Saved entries
--- START ---
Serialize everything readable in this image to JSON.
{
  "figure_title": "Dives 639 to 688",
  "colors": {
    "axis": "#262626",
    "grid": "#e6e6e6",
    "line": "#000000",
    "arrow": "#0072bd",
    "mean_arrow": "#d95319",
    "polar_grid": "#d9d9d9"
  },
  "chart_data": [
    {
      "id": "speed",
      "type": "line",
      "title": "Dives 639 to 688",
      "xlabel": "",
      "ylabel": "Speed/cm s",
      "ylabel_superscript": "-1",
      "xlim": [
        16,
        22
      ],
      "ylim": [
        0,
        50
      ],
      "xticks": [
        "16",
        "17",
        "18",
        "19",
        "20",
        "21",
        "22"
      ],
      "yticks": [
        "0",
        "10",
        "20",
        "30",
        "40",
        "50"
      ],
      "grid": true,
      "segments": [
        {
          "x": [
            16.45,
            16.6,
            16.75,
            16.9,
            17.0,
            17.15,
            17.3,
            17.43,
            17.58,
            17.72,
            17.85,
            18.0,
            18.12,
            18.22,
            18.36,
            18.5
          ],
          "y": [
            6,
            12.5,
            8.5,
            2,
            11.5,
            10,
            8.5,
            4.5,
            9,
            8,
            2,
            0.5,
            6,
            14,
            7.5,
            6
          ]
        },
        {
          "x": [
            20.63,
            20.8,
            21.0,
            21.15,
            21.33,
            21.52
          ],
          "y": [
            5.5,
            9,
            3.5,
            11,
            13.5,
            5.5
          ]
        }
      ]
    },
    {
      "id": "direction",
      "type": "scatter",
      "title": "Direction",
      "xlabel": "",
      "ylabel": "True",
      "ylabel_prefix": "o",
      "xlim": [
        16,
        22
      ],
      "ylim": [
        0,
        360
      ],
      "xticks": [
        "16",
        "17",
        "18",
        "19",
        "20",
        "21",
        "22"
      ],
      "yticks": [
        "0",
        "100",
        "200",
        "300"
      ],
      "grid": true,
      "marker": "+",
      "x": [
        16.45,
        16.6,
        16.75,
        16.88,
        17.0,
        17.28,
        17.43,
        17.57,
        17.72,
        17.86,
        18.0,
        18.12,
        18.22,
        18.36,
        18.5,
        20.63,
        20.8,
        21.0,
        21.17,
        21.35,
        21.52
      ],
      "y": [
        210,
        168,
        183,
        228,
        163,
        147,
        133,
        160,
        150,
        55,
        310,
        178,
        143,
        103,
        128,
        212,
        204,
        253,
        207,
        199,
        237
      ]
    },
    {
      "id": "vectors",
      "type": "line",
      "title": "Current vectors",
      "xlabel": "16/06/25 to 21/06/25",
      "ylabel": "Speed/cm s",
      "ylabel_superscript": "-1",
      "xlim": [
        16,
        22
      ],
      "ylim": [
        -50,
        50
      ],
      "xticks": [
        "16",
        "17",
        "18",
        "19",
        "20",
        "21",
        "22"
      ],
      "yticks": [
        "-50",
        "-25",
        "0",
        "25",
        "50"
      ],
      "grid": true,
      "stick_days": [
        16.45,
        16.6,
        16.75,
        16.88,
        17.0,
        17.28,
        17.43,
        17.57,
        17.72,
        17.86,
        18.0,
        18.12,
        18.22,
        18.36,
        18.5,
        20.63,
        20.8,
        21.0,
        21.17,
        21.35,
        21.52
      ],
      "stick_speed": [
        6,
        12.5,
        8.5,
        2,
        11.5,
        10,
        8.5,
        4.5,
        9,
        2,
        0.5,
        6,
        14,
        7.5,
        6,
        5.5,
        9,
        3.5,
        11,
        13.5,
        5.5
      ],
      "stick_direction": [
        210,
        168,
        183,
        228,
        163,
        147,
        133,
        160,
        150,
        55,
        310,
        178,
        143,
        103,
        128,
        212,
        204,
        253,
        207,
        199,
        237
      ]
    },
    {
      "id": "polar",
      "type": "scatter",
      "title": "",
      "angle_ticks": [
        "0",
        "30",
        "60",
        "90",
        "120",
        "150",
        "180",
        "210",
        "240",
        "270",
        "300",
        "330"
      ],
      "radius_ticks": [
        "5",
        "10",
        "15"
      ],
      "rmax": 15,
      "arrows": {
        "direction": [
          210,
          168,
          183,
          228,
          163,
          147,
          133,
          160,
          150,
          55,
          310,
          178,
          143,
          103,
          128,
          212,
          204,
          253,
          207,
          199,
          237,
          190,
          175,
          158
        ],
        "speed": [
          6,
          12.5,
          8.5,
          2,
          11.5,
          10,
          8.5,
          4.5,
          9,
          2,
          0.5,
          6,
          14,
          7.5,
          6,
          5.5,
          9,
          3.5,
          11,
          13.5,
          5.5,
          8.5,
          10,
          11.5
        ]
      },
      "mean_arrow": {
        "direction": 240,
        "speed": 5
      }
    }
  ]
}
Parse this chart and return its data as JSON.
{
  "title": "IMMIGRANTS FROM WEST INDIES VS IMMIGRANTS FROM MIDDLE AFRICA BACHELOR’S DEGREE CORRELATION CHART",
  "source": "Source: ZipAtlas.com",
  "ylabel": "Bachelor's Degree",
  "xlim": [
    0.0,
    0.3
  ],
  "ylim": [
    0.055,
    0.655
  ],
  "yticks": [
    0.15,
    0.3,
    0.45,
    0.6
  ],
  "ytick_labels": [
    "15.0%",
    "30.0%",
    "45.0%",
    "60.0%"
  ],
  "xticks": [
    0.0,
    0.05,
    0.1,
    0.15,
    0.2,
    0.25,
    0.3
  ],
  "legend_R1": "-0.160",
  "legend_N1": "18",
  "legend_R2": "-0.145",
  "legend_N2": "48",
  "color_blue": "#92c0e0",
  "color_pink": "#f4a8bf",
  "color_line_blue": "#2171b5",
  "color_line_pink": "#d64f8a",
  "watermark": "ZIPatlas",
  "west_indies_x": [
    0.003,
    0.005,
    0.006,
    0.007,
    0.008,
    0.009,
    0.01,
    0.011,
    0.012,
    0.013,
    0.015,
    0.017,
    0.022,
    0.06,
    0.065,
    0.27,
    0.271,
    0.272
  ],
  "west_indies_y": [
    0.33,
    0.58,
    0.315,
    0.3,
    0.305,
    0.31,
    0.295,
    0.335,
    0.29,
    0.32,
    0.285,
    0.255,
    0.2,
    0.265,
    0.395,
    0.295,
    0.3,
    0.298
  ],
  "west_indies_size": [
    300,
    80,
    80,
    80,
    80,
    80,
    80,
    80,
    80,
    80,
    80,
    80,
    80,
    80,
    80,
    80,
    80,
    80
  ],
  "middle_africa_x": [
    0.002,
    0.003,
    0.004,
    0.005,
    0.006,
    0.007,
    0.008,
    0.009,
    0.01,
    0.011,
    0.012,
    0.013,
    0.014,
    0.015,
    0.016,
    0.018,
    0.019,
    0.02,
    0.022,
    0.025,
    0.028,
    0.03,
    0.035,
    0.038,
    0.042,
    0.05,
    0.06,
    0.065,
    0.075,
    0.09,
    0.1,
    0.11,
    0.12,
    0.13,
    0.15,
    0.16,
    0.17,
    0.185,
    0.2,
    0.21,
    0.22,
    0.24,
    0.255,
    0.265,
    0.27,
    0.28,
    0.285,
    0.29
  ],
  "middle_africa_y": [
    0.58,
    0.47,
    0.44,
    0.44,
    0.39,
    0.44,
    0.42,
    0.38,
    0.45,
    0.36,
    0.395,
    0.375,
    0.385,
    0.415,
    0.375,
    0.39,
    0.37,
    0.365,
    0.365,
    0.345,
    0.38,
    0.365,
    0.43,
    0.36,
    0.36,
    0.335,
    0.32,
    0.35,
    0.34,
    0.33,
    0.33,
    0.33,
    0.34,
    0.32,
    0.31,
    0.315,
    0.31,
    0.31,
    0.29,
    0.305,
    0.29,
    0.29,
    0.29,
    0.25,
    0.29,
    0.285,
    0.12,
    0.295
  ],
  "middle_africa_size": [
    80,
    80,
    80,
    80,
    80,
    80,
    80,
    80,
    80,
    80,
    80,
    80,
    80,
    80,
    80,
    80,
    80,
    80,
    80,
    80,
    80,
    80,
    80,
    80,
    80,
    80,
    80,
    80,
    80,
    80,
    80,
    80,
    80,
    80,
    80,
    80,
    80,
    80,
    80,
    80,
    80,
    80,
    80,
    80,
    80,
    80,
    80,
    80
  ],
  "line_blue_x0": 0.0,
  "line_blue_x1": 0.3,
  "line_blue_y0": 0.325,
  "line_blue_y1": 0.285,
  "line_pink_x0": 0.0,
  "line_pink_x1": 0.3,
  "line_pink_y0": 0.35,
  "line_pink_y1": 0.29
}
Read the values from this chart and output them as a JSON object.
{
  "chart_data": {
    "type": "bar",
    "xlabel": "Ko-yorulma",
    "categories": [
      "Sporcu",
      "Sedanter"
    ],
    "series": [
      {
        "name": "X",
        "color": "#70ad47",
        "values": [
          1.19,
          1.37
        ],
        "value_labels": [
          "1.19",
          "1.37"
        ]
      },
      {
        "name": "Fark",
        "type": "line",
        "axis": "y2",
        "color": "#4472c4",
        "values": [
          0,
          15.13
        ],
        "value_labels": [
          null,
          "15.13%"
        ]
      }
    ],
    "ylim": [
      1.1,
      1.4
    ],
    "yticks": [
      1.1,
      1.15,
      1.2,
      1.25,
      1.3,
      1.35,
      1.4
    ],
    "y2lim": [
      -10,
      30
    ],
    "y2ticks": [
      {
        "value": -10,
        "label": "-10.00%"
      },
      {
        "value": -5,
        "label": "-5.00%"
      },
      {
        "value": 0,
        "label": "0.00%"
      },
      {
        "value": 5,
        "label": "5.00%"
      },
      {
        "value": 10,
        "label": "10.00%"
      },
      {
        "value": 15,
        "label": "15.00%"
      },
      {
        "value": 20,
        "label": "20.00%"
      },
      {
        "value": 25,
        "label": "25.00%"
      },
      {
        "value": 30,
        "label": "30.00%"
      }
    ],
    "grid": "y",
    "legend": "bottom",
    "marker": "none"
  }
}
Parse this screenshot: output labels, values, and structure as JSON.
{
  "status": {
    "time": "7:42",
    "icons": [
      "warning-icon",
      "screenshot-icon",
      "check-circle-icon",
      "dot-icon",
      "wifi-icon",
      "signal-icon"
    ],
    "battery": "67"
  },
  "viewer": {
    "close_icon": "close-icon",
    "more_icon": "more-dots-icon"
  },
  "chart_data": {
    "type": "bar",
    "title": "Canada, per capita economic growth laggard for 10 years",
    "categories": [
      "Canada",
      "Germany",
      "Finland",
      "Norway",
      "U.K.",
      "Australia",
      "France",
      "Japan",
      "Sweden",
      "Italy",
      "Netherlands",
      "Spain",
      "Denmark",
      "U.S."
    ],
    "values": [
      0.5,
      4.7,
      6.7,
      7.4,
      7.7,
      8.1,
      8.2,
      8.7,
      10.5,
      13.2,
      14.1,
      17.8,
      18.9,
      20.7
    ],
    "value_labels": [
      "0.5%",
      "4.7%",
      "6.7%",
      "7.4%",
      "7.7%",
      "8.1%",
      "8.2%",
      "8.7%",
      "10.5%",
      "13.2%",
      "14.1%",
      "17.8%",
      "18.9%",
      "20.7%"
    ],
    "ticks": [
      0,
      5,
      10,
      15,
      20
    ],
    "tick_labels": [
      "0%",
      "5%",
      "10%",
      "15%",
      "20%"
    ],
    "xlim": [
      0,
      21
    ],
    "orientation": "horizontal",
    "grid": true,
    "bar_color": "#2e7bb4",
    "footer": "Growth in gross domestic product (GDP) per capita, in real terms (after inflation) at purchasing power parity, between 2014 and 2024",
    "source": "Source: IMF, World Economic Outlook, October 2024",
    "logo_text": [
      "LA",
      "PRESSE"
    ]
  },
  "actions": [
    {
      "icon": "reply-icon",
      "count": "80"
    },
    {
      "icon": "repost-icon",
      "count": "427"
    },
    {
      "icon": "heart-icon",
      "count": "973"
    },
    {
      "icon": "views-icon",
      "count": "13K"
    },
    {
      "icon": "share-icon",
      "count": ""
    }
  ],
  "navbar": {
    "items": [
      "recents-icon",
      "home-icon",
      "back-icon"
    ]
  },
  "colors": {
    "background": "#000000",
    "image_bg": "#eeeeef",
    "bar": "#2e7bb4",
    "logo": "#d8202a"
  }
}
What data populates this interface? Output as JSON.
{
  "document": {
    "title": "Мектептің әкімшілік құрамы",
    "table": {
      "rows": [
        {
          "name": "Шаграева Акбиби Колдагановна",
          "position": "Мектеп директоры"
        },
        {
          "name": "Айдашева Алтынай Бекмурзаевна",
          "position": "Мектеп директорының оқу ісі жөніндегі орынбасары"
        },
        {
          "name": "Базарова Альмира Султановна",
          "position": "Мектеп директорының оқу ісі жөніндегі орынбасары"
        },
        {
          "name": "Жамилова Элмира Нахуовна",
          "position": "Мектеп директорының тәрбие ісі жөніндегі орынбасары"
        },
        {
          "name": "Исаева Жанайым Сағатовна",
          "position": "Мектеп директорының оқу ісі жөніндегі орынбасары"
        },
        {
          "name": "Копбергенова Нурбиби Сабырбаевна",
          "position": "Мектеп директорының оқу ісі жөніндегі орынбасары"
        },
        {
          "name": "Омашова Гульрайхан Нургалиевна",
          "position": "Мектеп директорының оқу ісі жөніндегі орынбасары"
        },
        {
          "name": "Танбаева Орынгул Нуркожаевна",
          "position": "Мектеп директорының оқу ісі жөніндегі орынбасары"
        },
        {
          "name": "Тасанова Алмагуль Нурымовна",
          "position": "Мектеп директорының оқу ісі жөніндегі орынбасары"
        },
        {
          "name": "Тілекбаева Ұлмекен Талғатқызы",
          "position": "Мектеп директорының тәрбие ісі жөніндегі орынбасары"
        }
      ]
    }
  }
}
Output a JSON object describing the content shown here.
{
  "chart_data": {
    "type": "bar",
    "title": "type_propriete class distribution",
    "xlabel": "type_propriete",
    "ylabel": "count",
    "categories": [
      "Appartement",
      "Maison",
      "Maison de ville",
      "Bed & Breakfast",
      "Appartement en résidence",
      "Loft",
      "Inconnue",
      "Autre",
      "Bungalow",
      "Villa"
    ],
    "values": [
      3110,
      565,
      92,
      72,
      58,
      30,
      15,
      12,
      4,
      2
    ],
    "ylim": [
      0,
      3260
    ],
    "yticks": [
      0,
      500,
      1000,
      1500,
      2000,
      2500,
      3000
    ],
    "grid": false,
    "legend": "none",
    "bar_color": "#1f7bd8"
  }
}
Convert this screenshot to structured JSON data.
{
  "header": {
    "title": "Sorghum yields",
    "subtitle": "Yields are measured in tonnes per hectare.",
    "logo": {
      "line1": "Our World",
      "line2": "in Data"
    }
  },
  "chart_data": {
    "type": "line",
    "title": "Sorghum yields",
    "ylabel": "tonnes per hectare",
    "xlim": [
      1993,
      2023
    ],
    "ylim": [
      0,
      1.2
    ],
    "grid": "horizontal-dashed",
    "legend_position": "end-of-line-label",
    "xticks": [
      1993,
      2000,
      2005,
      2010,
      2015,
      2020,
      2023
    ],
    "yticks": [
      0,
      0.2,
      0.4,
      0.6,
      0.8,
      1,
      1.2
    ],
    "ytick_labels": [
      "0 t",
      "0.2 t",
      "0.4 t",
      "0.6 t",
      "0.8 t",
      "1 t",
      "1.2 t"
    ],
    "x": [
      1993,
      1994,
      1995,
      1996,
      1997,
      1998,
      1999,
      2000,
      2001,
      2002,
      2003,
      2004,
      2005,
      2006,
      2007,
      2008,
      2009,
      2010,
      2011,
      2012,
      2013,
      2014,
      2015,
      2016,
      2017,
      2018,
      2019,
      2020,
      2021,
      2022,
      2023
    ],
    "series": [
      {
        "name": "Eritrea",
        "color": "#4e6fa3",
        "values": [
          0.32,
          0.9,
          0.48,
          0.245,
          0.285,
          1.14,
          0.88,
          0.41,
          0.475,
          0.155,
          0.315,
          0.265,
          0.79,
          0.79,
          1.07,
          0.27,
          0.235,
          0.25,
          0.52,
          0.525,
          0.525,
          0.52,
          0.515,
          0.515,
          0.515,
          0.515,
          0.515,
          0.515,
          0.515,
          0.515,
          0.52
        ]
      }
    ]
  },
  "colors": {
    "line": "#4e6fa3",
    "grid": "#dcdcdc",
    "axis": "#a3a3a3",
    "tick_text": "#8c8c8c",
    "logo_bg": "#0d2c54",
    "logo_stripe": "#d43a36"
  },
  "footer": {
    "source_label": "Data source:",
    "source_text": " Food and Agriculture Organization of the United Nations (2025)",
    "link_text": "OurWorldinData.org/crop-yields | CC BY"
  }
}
--- END ---
### WORK TO COMPLETE:
For this exercise, gather every line of the data that contains the word "hectare".

### ANSWER FOR THE TASK:
    "subtitle": "Yields are measured in tonnes per hectare.",
    "ylabel": "tonnes per hectare",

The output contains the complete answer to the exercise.